* [STATED TASK]: Return each line of the listing below, unchanged, and omit the images.

# INPUT ROWS start

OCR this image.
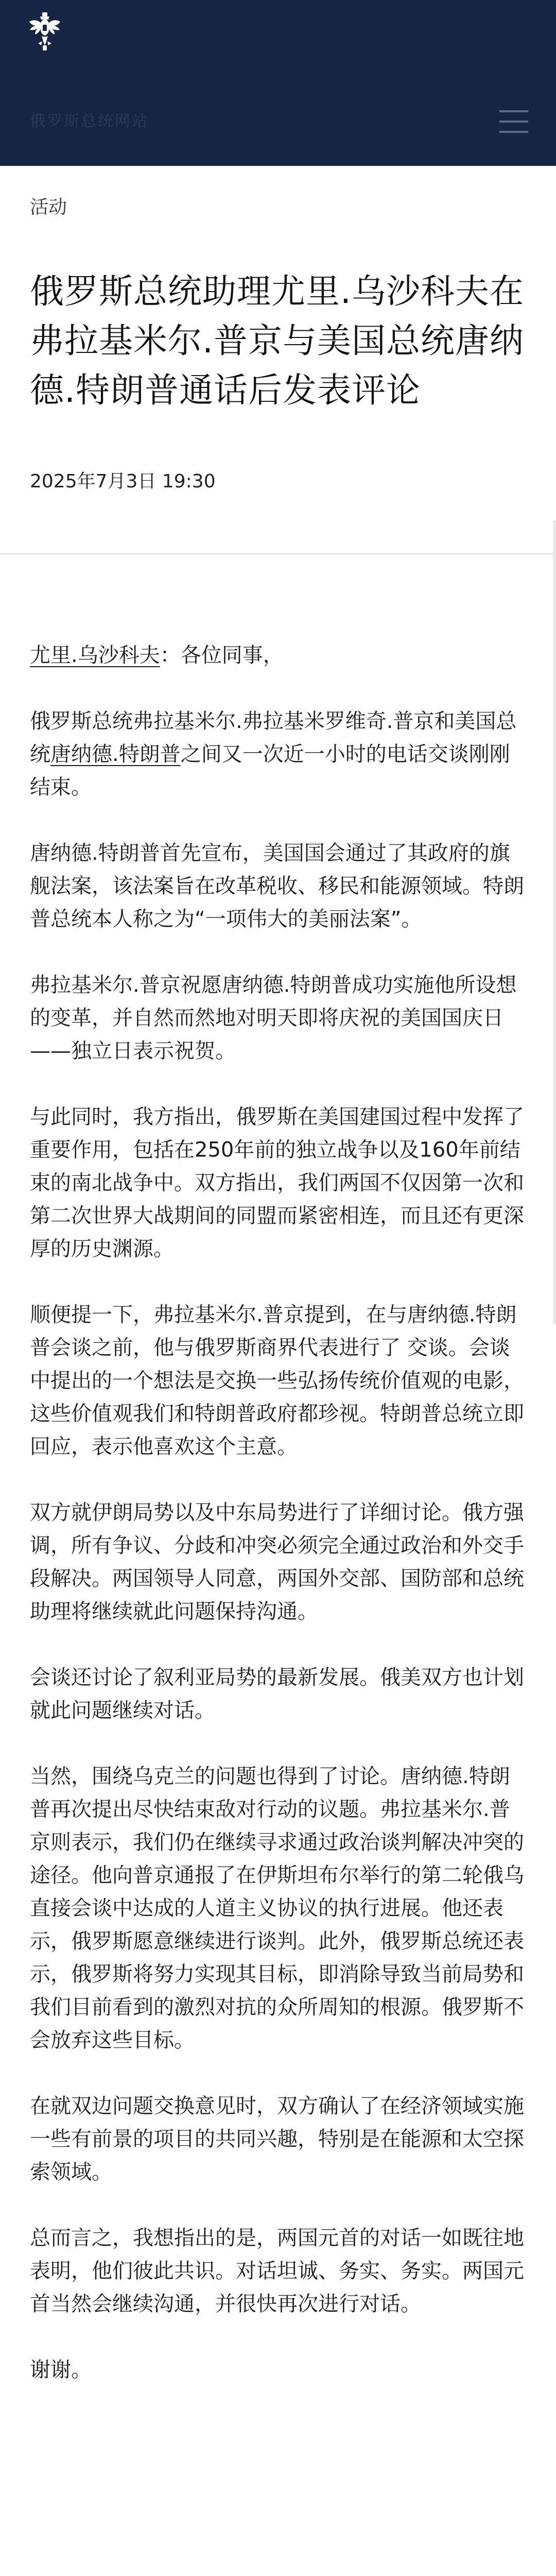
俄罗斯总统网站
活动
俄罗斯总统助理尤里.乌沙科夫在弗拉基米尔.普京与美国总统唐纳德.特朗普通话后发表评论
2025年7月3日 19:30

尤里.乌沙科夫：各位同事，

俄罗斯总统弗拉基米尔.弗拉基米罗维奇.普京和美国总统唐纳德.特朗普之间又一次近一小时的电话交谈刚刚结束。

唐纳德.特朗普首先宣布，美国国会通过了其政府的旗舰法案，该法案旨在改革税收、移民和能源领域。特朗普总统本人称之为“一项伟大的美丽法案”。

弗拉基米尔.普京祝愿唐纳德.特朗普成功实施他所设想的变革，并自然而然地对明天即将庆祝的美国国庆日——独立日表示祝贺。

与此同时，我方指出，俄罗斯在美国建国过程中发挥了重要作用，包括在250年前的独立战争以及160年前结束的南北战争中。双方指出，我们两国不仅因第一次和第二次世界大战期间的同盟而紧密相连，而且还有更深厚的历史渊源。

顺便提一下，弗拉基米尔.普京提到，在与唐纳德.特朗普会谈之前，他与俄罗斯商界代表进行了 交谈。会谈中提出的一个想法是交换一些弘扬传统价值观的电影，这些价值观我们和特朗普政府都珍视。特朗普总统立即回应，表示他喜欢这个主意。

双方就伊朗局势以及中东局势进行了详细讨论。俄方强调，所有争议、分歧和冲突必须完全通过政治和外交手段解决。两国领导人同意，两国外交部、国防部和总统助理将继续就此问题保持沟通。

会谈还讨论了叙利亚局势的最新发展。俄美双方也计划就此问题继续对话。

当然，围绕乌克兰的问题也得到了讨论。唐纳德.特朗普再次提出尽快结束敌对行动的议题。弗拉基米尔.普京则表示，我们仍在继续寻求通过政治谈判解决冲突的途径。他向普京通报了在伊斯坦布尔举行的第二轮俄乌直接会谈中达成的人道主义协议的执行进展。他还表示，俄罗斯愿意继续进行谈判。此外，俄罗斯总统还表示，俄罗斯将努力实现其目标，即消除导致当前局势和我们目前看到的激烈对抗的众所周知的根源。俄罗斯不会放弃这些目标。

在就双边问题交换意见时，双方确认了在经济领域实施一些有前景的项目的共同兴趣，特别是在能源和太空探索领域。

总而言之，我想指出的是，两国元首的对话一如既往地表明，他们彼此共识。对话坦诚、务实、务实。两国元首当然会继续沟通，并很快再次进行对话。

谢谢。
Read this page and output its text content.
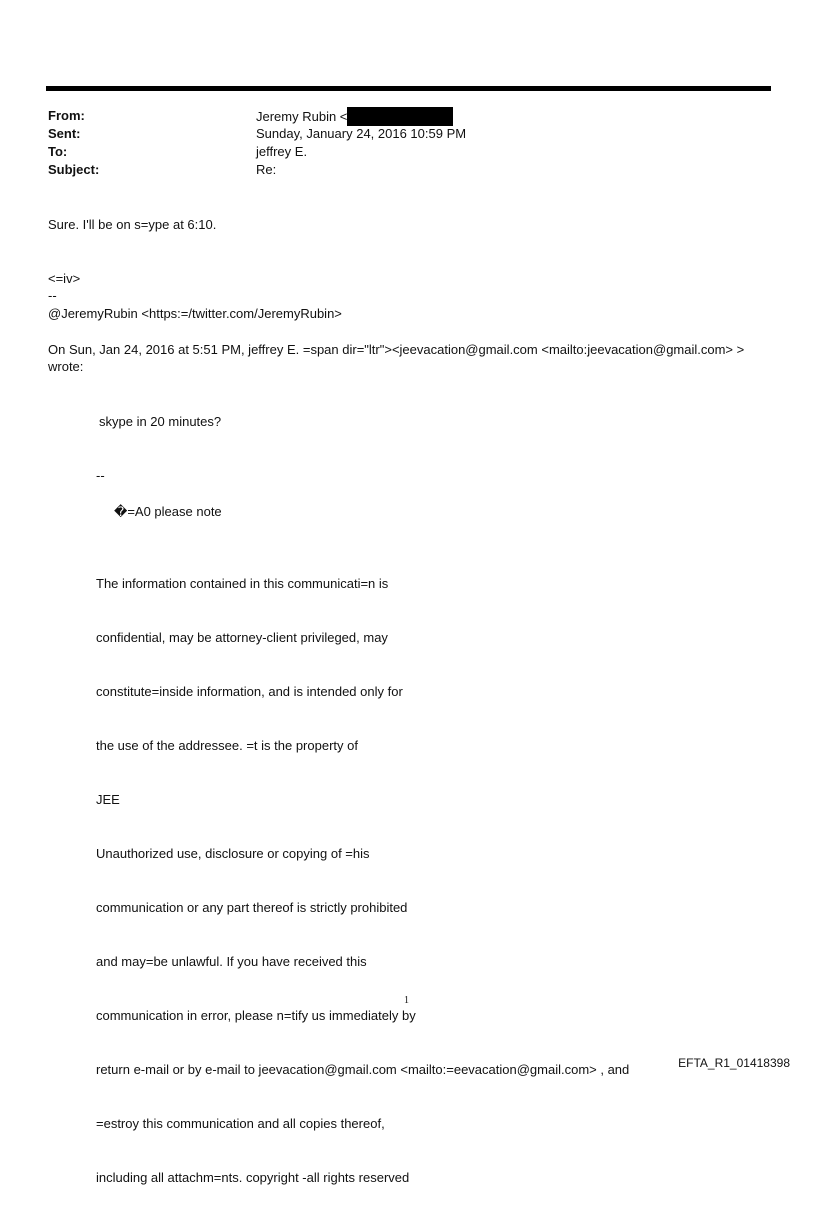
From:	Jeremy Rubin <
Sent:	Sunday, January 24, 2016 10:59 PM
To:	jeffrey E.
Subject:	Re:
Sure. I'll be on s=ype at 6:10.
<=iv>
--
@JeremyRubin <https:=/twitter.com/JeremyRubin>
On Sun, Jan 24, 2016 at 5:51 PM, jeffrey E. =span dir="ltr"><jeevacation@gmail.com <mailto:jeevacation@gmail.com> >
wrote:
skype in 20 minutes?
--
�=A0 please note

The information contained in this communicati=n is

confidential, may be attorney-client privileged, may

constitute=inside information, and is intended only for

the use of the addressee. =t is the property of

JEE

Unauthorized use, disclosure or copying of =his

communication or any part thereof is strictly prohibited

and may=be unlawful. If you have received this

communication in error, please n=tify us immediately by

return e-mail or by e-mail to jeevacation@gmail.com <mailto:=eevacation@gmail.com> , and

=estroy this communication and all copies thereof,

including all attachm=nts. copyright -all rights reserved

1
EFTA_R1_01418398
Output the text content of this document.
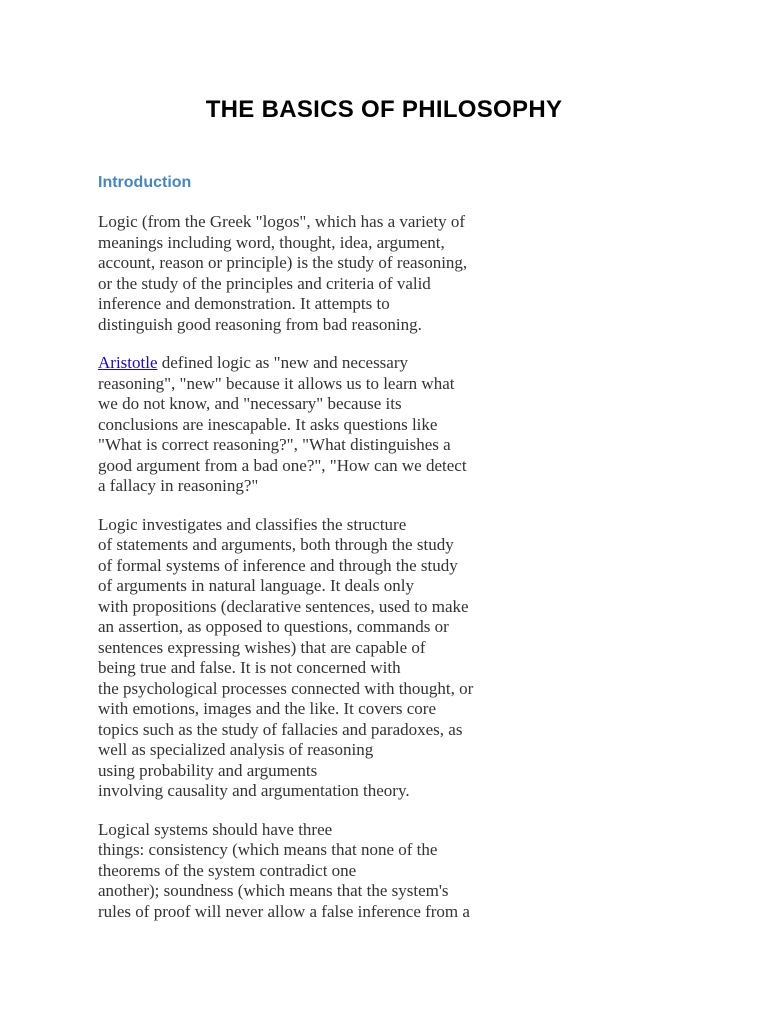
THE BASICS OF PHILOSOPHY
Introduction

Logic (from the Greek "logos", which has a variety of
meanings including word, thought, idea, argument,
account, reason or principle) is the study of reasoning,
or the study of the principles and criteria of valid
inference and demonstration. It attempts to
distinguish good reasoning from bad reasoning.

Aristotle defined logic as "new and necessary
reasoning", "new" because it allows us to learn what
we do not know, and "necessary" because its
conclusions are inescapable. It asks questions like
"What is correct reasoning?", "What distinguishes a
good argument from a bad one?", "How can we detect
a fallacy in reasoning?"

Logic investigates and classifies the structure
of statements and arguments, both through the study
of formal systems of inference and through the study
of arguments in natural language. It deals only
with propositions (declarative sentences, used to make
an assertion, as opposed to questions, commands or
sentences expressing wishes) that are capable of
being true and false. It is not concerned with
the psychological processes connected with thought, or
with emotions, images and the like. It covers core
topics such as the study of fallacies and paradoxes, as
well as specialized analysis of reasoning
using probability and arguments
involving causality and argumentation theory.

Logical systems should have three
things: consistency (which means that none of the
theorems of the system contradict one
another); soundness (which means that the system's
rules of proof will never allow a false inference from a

# INPUT ROWS end

* [WRITTEN RESPONSE]:
OCR this image.
俄罗斯总统网站
活动
俄罗斯总统助理尤里.乌沙科夫在弗拉基米尔.普京与美国总统唐纳德.特朗普通话后发表评论
2025年7月3日 19:30

尤里.乌沙科夫：各位同事，

俄罗斯总统弗拉基米尔.弗拉基米罗维奇.普京和美国总统唐纳德.特朗普之间又一次近一小时的电话交谈刚刚结束。

唐纳德.特朗普首先宣布，美国国会通过了其政府的旗舰法案，该法案旨在改革税收、移民和能源领域。特朗普总统本人称之为“一项伟大的美丽法案”。

弗拉基米尔.普京祝愿唐纳德.特朗普成功实施他所设想的变革，并自然而然地对明天即将庆祝的美国国庆日——独立日表示祝贺。

与此同时，我方指出，俄罗斯在美国建国过程中发挥了重要作用，包括在250年前的独立战争以及160年前结束的南北战争中。双方指出，我们两国不仅因第一次和第二次世界大战期间的同盟而紧密相连，而且还有更深厚的历史渊源。

顺便提一下，弗拉基米尔.普京提到，在与唐纳德.特朗普会谈之前，他与俄罗斯商界代表进行了 交谈。会谈中提出的一个想法是交换一些弘扬传统价值观的电影，这些价值观我们和特朗普政府都珍视。特朗普总统立即回应，表示他喜欢这个主意。

双方就伊朗局势以及中东局势进行了详细讨论。俄方强调，所有争议、分歧和冲突必须完全通过政治和外交手段解决。两国领导人同意，两国外交部、国防部和总统助理将继续就此问题保持沟通。

会谈还讨论了叙利亚局势的最新发展。俄美双方也计划就此问题继续对话。

当然，围绕乌克兰的问题也得到了讨论。唐纳德.特朗普再次提出尽快结束敌对行动的议题。弗拉基米尔.普京则表示，我们仍在继续寻求通过政治谈判解决冲突的途径。他向普京通报了在伊斯坦布尔举行的第二轮俄乌直接会谈中达成的人道主义协议的执行进展。他还表示，俄罗斯愿意继续进行谈判。此外，俄罗斯总统还表示，俄罗斯将努力实现其目标，即消除导致当前局势和我们目前看到的激烈对抗的众所周知的根源。俄罗斯不会放弃这些目标。

在就双边问题交换意见时，双方确认了在经济领域实施一些有前景的项目的共同兴趣，特别是在能源和太空探索领域。

总而言之，我想指出的是，两国元首的对话一如既往地表明，他们彼此共识。对话坦诚、务实、务实。两国元首当然会继续沟通，并很快再次进行对话。

谢谢。
Read this page and output its text content.
From:	Jeremy Rubin <
Sent:	Sunday, January 24, 2016 10:59 PM
To:	jeffrey E.
Subject:	Re:
Sure. I'll be on s=ype at 6:10.
<=iv>
--
@JeremyRubin <https:=/twitter.com/JeremyRubin>
On Sun, Jan 24, 2016 at 5:51 PM, jeffrey E. =span dir="ltr"><jeevacation@gmail.com <mailto:jeevacation@gmail.com> >
wrote:
skype in 20 minutes?
--
�=A0 please note

The information contained in this communicati=n is

confidential, may be attorney-client privileged, may

constitute=inside information, and is intended only for

the use of the addressee. =t is the property of

JEE

Unauthorized use, disclosure or copying of =his

communication or any part thereof is strictly prohibited

and may=be unlawful. If you have received this

communication in error, please n=tify us immediately by

return e-mail or by e-mail to jeevacation@gmail.com <mailto:=eevacation@gmail.com> , and

=estroy this communication and all copies thereof,

including all attachm=nts. copyright -all rights reserved

1
EFTA_R1_01418398
Output the text content of this document.
THE BASICS OF PHILOSOPHY
Introduction

Logic (from the Greek "logos", which has a variety of
meanings including word, thought, idea, argument,
account, reason or principle) is the study of reasoning,
or the study of the principles and criteria of valid
inference and demonstration. It attempts to
distinguish good reasoning from bad reasoning.

Aristotle defined logic as "new and necessary
reasoning", "new" because it allows us to learn what
we do not know, and "necessary" because its
conclusions are inescapable. It asks questions like
"What is correct reasoning?", "What distinguishes a
good argument from a bad one?", "How can we detect
a fallacy in reasoning?"

Logic investigates and classifies the structure
of statements and arguments, both through the study
of formal systems of inference and through the study
of arguments in natural language. It deals only
with propositions (declarative sentences, used to make
an assertion, as opposed to questions, commands or
sentences expressing wishes) that are capable of
being true and false. It is not concerned with
the psychological processes connected with thought, or
with emotions, images and the like. It covers core
topics such as the study of fallacies and paradoxes, as
well as specialized analysis of reasoning
using probability and arguments
involving causality and argumentation theory.

Logical systems should have three
things: consistency (which means that none of the
theorems of the system contradict one
another); soundness (which means that the system's
rules of proof will never allow a false inference from a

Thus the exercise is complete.